- [Task details] Pick out every line of the material below that contains the string "legend". Copy each of those lines in full.
[Start Provided data]
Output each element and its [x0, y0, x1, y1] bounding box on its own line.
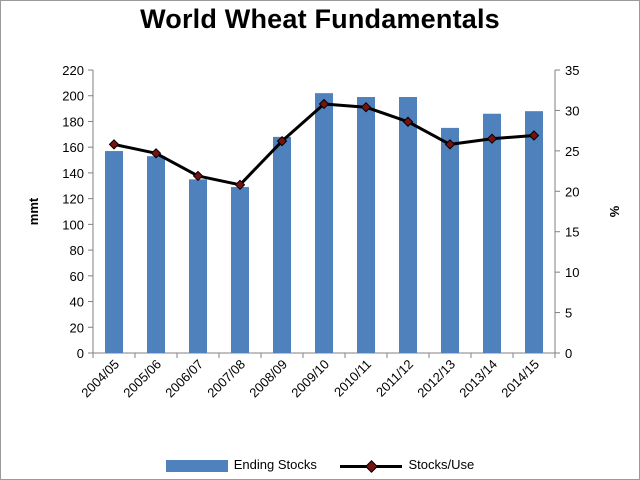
point-stocks-use: [318, 98, 330, 110]
x-tick-label: 2012/13: [414, 357, 458, 401]
legend-swatch-line: [340, 459, 403, 473]
chart-title: World Wheat Fundamentals: [140, 4, 500, 34]
legend-item-ending-stocks: Ending Stocks: [165, 457, 317, 473]
point-stocks-use: [234, 179, 246, 191]
y2-tick-label: 0: [565, 346, 572, 361]
point-stocks-use: [150, 148, 162, 159]
y-tick-label: 140: [62, 166, 84, 181]
y2-tick-label: 5: [565, 306, 572, 321]
x-tick-label: 2014/15: [498, 357, 542, 401]
x-tick-label: 2013/14: [456, 357, 500, 401]
y2-tick-label: 15: [565, 225, 579, 240]
bar-ending-stocks: [441, 127, 459, 354]
y-tick-label: 40: [70, 295, 84, 310]
y2-tick-label: 20: [565, 184, 579, 199]
x-tick-label: 2009/10: [288, 357, 332, 401]
legend-label-stocks-use: Stocks/Use: [408, 457, 475, 473]
bar-ending-stocks: [105, 151, 123, 353]
point-stocks-use: [276, 135, 288, 147]
x-tick-label: 2007/08: [204, 357, 248, 401]
x-tick-label: 2011/12: [373, 357, 416, 400]
bar-ending-stocks: [273, 136, 291, 353]
point-stocks-use: [402, 116, 414, 127]
y2-tick-label: 35: [565, 63, 579, 78]
y-tick-label: 180: [62, 114, 84, 129]
y2-axis-title: %: [607, 206, 622, 218]
y-tick-label: 160: [62, 140, 84, 155]
y2-tick-label: 25: [565, 144, 579, 159]
legend-label-ending-stocks: Ending Stocks: [233, 457, 317, 473]
y2-tick-label: 10: [565, 265, 579, 280]
x-tick-label: 2006/07: [162, 357, 206, 401]
y-tick-label: 20: [70, 320, 84, 335]
x-tick-label: 2008/09: [246, 357, 290, 401]
y-tick-label: 120: [62, 192, 84, 207]
point-stocks-use: [108, 139, 120, 150]
y2-tick-label: 30: [565, 103, 579, 118]
chart-legend: Ending Stocks Stocks/Use: [0, 456, 640, 473]
y-tick-label: 200: [62, 89, 84, 104]
y-tick-label: 60: [70, 269, 84, 284]
legend-swatch-bar: [165, 459, 228, 472]
point-stocks-use: [486, 133, 498, 144]
bar-ending-stocks: [315, 93, 333, 354]
y-tick-label: 220: [62, 63, 84, 78]
bar-ending-stocks: [231, 187, 249, 353]
point-stocks-use: [192, 170, 204, 182]
point-stocks-use: [444, 139, 456, 150]
x-tick-label: 2004/05: [78, 357, 122, 401]
bar-ending-stocks: [189, 179, 207, 353]
bar-ending-stocks: [147, 156, 165, 353]
y-tick-label: 80: [70, 243, 84, 258]
y-axis-title: mmt: [26, 197, 41, 225]
bar-ending-stocks: [357, 97, 375, 353]
y-tick-label: 100: [62, 217, 84, 232]
bar-ending-stocks: [399, 97, 417, 353]
legend-item-stocks-use: Stocks/Use: [340, 457, 475, 473]
point-stocks-use: [528, 130, 540, 141]
x-tick-label: 2010/11: [331, 357, 374, 400]
y-tick-label: 0: [77, 346, 84, 361]
bar-ending-stocks: [483, 113, 501, 354]
bar-ending-stocks: [525, 111, 543, 353]
x-tick-label: 2005/06: [120, 357, 164, 401]
point-stocks-use: [360, 101, 372, 113]
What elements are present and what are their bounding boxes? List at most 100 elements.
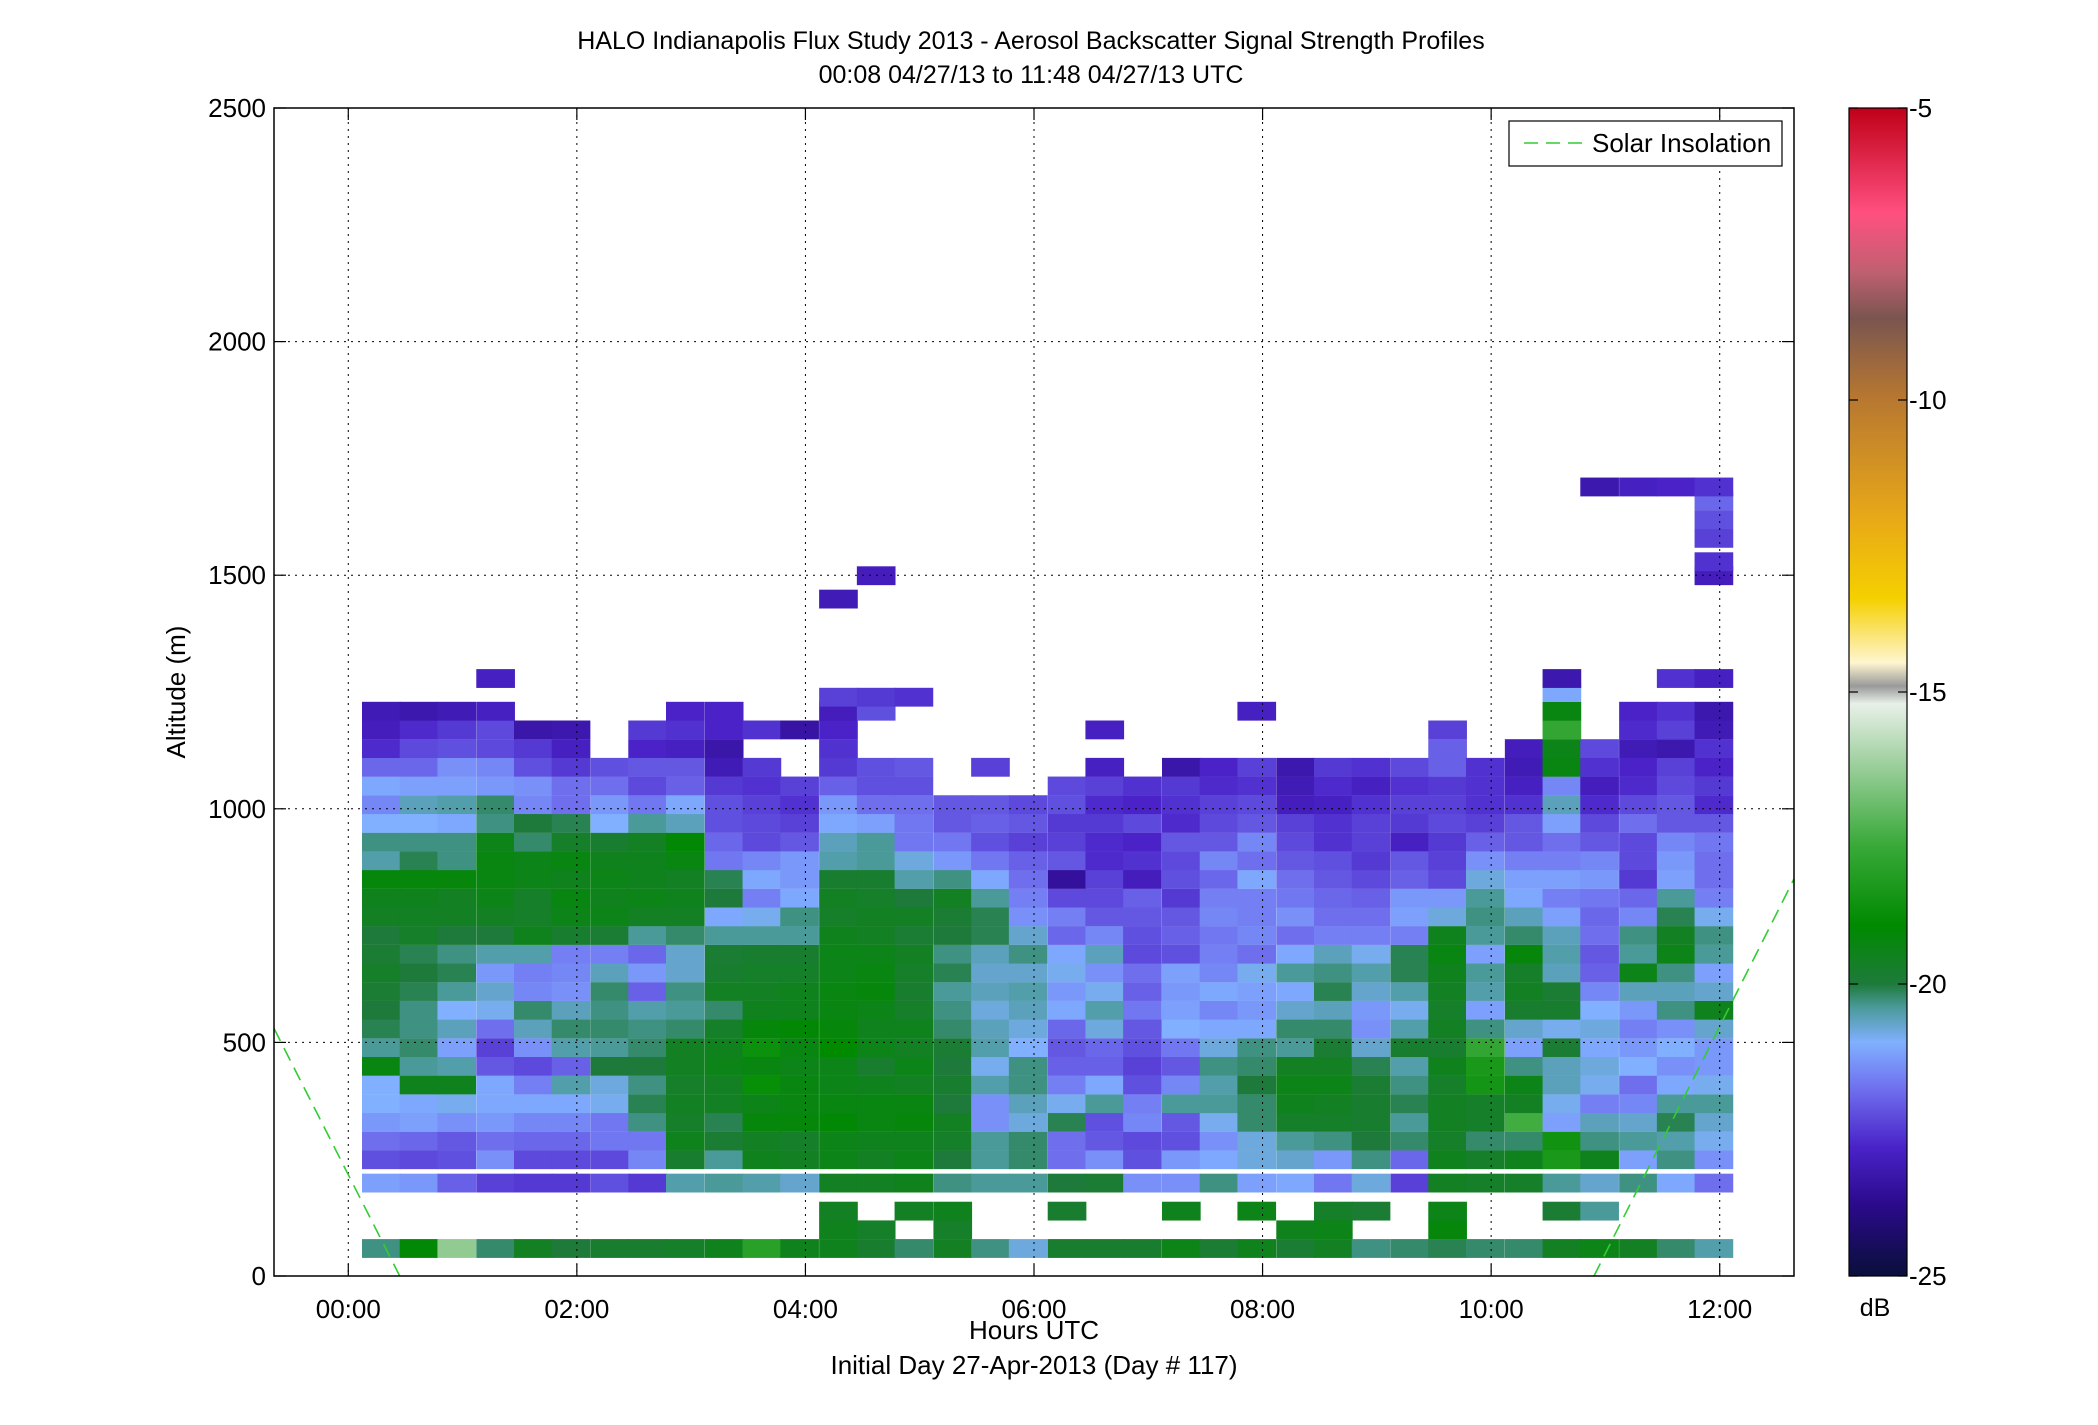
heatmap-cell [1237, 776, 1277, 796]
heatmap-cell [933, 813, 973, 833]
heatmap-cell [1694, 552, 1734, 572]
heatmap-cell [1656, 1038, 1696, 1058]
heatmap-cell [819, 1201, 858, 1221]
heatmap-cell [399, 907, 439, 927]
heatmap-cell [971, 1131, 1010, 1151]
heatmap-cell [1619, 813, 1658, 833]
colorbar-ticks: -25 -20 -15 -10 -5 [1849, 93, 1947, 1291]
heatmap-cell [704, 795, 744, 815]
heatmap-cell [1351, 832, 1391, 852]
heatmap-cell [1694, 528, 1734, 548]
heatmap-cell [1580, 870, 1619, 889]
heatmap-cell [1619, 832, 1658, 852]
heatmap-cell [819, 720, 858, 740]
heatmap-cell [590, 907, 630, 927]
heatmap-cell [856, 832, 896, 852]
heatmap-cell [819, 1094, 858, 1114]
heatmap-cell [1466, 813, 1505, 833]
heatmap-cell [1085, 851, 1125, 871]
heatmap-cell [666, 795, 705, 815]
heatmap-cell [1085, 1131, 1125, 1151]
heatmap-cell [1162, 776, 1201, 796]
heatmap-cell [1085, 776, 1125, 796]
heatmap-cell [1656, 1075, 1696, 1095]
heatmap-cell [590, 1038, 630, 1058]
heatmap-cell [514, 870, 553, 889]
heatmap-cell [1314, 851, 1353, 871]
heatmap-cell [399, 944, 439, 964]
heatmap-cell [437, 1038, 477, 1058]
heatmap-cell [399, 1173, 439, 1193]
heatmap-cell [437, 813, 477, 833]
heatmap-cell [894, 757, 934, 777]
heatmap-cell [1504, 1019, 1544, 1039]
heatmap-cell [1656, 757, 1696, 777]
heatmap-cell [551, 907, 591, 927]
heatmap-cell [514, 1038, 553, 1058]
heatmap-cell [1085, 813, 1125, 833]
heatmap-cell [362, 1150, 401, 1170]
heatmap-cell [437, 1019, 477, 1039]
heatmap-cell [933, 1094, 973, 1114]
heatmap-cell [399, 1112, 439, 1132]
heatmap-cell [590, 1112, 630, 1132]
heatmap-cell [1351, 944, 1391, 964]
heatmap-cell [514, 1173, 553, 1193]
heatmap-cell [742, 851, 782, 871]
heatmap-cell [1008, 1112, 1048, 1132]
heatmap-cell [399, 1056, 439, 1076]
heatmap-cell [1008, 888, 1048, 908]
heatmap-cell [1123, 944, 1162, 964]
heatmap-cell [1008, 832, 1048, 852]
heatmap-cell [1694, 1075, 1734, 1095]
heatmap-cell [1085, 795, 1125, 815]
heatmap-cell [1162, 795, 1201, 815]
heatmap-cell [1504, 851, 1544, 871]
heatmap-cell [551, 926, 591, 945]
heatmap-cell [476, 1131, 515, 1151]
heatmap-cell [742, 944, 782, 964]
heatmap-cell [1656, 1131, 1696, 1151]
heatmap-cell [1694, 477, 1734, 497]
heatmap-cell [1008, 1075, 1048, 1095]
heatmap-cell [780, 1075, 819, 1095]
heatmap-cell [1466, 757, 1505, 777]
heatmap-cell [1237, 944, 1277, 964]
heatmap-cell [551, 1131, 591, 1151]
heatmap-cell [742, 1150, 782, 1170]
heatmap-cell [742, 1056, 782, 1076]
heatmap-cell [704, 1056, 744, 1076]
heatmap-cell [1656, 907, 1696, 927]
heatmap-cell [1237, 1150, 1277, 1170]
heatmap-cell [1085, 1038, 1125, 1058]
heatmap-cell [1542, 739, 1582, 759]
heatmap-cell [1656, 477, 1696, 497]
heatmap-cell [742, 1173, 782, 1193]
heatmap-cell [1580, 1201, 1619, 1221]
heatmap-cell [819, 1150, 858, 1170]
heatmap-cell [628, 1173, 667, 1193]
heatmap-cell [399, 1239, 439, 1258]
heatmap-cell [1542, 1056, 1582, 1076]
heatmap-cell [362, 1075, 401, 1095]
heatmap-cell [628, 1000, 667, 1020]
heatmap-cell [1580, 963, 1619, 983]
heatmap-cell [1123, 907, 1162, 927]
heatmap-cell [856, 944, 896, 964]
heatmap-cell [1351, 870, 1391, 889]
heatmap-cell [1580, 832, 1619, 852]
heatmap-cell [590, 757, 630, 777]
heatmap-cell [819, 832, 858, 852]
heatmap-cell [742, 1239, 782, 1258]
heatmap-cell [819, 795, 858, 815]
heatmap-cell [1466, 795, 1505, 815]
heatmap-cell [437, 701, 477, 721]
heatmap-cell [1047, 870, 1087, 889]
heatmap-cell [399, 1019, 439, 1039]
heatmap-cell [1199, 982, 1239, 1001]
heatmap-cell [1199, 813, 1239, 833]
heatmap-cell [1123, 1150, 1162, 1170]
heatmap-cell [437, 720, 477, 740]
legend-solar-label: Solar Insolation [1592, 128, 1771, 158]
heatmap-cell [1199, 907, 1239, 927]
[End Provided data]
- [Response for this exercise]
legend-swatch-line: [340, 459, 403, 473]
legend-item-ending-stocks: Ending Stocks: [165, 457, 317, 473]
legend-label-stocks-use: Stocks/Use: [408, 457, 475, 473]
legend-label-ending-stocks: Ending Stocks: [233, 457, 317, 473]
chart-legend: Ending Stocks Stocks/Use: [0, 456, 640, 473]
legend-swatch-bar: [165, 459, 228, 472]
legend-item-stocks-use: Stocks/Use: [340, 457, 475, 473]
legend-solar-label: Solar Insolation [1592, 128, 1771, 158]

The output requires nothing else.